▶ Instruction: Copy the records below line for line, without changing anything.

▶ The data:
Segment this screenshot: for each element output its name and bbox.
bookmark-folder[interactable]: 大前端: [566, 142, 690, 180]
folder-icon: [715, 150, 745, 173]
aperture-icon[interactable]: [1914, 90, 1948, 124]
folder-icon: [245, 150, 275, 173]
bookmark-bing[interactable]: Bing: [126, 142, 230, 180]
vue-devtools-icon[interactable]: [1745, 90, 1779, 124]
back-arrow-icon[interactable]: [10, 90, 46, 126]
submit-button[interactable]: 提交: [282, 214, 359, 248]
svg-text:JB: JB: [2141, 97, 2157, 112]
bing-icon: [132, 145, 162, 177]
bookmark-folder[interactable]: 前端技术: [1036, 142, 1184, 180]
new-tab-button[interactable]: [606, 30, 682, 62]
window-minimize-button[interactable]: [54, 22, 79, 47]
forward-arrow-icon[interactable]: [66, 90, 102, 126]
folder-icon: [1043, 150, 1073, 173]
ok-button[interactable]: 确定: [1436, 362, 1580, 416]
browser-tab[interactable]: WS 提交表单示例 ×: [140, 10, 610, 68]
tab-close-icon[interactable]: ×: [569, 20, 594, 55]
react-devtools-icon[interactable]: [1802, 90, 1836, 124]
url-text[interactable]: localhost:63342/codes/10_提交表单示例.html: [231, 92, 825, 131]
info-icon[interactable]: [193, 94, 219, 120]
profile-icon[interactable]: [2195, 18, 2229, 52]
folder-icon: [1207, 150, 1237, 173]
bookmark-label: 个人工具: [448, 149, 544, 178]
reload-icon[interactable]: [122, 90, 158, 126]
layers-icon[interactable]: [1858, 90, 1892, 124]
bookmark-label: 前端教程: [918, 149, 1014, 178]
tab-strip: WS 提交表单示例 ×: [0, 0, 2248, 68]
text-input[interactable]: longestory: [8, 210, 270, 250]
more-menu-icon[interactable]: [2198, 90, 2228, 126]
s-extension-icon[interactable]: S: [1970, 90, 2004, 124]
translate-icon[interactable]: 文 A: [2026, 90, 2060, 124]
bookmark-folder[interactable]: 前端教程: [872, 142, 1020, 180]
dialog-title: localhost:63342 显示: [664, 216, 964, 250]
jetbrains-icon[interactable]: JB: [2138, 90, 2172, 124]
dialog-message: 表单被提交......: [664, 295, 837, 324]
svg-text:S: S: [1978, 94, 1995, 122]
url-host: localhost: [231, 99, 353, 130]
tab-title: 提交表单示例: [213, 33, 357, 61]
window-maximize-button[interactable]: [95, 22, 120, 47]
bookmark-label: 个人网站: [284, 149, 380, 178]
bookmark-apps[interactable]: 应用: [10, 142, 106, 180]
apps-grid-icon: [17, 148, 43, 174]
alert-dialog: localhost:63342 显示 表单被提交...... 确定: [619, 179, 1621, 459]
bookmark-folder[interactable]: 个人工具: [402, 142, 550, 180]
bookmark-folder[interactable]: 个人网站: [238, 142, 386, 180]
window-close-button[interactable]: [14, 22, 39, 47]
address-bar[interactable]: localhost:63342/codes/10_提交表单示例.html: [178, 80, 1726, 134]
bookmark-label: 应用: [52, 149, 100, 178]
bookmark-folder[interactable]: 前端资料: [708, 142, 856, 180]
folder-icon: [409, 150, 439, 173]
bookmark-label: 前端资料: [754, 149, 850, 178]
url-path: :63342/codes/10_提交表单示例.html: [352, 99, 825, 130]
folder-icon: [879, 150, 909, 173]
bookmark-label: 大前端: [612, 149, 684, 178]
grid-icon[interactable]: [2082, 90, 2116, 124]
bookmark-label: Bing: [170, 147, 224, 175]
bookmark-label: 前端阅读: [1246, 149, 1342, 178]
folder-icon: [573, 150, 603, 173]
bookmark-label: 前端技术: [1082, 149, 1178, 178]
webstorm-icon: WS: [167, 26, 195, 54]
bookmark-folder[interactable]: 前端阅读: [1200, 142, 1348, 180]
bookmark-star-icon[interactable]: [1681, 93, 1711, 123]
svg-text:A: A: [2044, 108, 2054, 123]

▶ Exercise answer:
Segment this screenshot: for each element output its name and bbox.
bookmark-folder[interactable]: 大前端: [566, 142, 690, 180]
folder-icon: [715, 150, 745, 173]
aperture-icon[interactable]: [1914, 90, 1948, 124]
folder-icon: [245, 150, 275, 173]
bookmark-bing[interactable]: Bing: [126, 142, 230, 180]
vue-devtools-icon[interactable]: [1745, 90, 1779, 124]
back-arrow-icon[interactable]: [10, 90, 46, 126]
submit-button[interactable]: 提交: [282, 214, 359, 248]
svg-text:JB: JB: [2141, 97, 2157, 112]
bing-icon: [132, 145, 162, 177]
bookmark-folder[interactable]: 前端技术: [1036, 142, 1184, 180]
new-tab-button[interactable]: [606, 30, 682, 62]
window-minimize-button[interactable]: [54, 22, 79, 47]
forward-arrow-icon[interactable]: [66, 90, 102, 126]
folder-icon: [1043, 150, 1073, 173]
ok-button[interactable]: 确定: [1436, 362, 1580, 416]
browser-tab[interactable]: WS 提交表单示例 ×: [140, 10, 610, 68]
tab-close-icon[interactable]: ×: [569, 20, 594, 55]
react-devtools-icon[interactable]: [1802, 90, 1836, 124]
url-text[interactable]: localhost:63342/codes/10_提交表单示例.html: [231, 92, 825, 131]
info-icon[interactable]: [193, 94, 219, 120]
profile-icon[interactable]: [2195, 18, 2229, 52]
folder-icon: [1207, 150, 1237, 173]
bookmark-label: 个人工具: [448, 149, 544, 178]
reload-icon[interactable]: [122, 90, 158, 126]
layers-icon[interactable]: [1858, 90, 1892, 124]
bookmark-label: 前端教程: [918, 149, 1014, 178]
tab-strip: WS 提交表单示例 ×: [0, 0, 2248, 68]
text-input[interactable]: longestory: [8, 210, 270, 250]
more-menu-icon[interactable]: [2198, 90, 2228, 126]
s-extension-icon[interactable]: S: [1970, 90, 2004, 124]
translate-icon[interactable]: 文 A: [2026, 90, 2060, 124]
bookmark-folder[interactable]: 前端教程: [872, 142, 1020, 180]
dialog-title: localhost:63342 显示: [664, 216, 964, 250]
jetbrains-icon[interactable]: JB: [2138, 90, 2172, 124]
dialog-message: 表单被提交......: [664, 295, 837, 324]
svg-text:S: S: [1978, 94, 1995, 122]
url-host: localhost: [231, 99, 353, 130]
tab-title: 提交表单示例: [213, 33, 357, 61]
window-maximize-button[interactable]: [95, 22, 120, 47]
bookmark-label: 个人网站: [284, 149, 380, 178]
bookmark-apps[interactable]: 应用: [10, 142, 106, 180]
apps-grid-icon: [17, 148, 43, 174]
alert-dialog: localhost:63342 显示 表单被提交...... 确定: [619, 179, 1621, 459]
bookmark-folder[interactable]: 个人工具: [402, 142, 550, 180]
bookmark-folder[interactable]: 个人网站: [238, 142, 386, 180]
window-close-button[interactable]: [14, 22, 39, 47]
address-bar[interactable]: localhost:63342/codes/10_提交表单示例.html: [178, 80, 1726, 134]
bookmark-label: 应用: [52, 149, 100, 178]
bookmark-folder[interactable]: 前端资料: [708, 142, 856, 180]
folder-icon: [409, 150, 439, 173]
bookmark-label: 前端资料: [754, 149, 850, 178]
url-path: :63342/codes/10_提交表单示例.html: [352, 99, 825, 130]
folder-icon: [879, 150, 909, 173]
bookmark-label: 大前端: [612, 149, 684, 178]
grid-icon[interactable]: [2082, 90, 2116, 124]
bookmark-label: Bing: [170, 147, 224, 175]
bookmark-label: 前端阅读: [1246, 149, 1342, 178]
folder-icon: [573, 150, 603, 173]
bookmark-label: 前端技术: [1082, 149, 1178, 178]
webstorm-icon: WS: [167, 26, 195, 54]
bookmark-folder[interactable]: 前端阅读: [1200, 142, 1348, 180]
bookmark-star-icon[interactable]: [1681, 93, 1711, 123]
svg-text:A: A: [2044, 108, 2054, 123]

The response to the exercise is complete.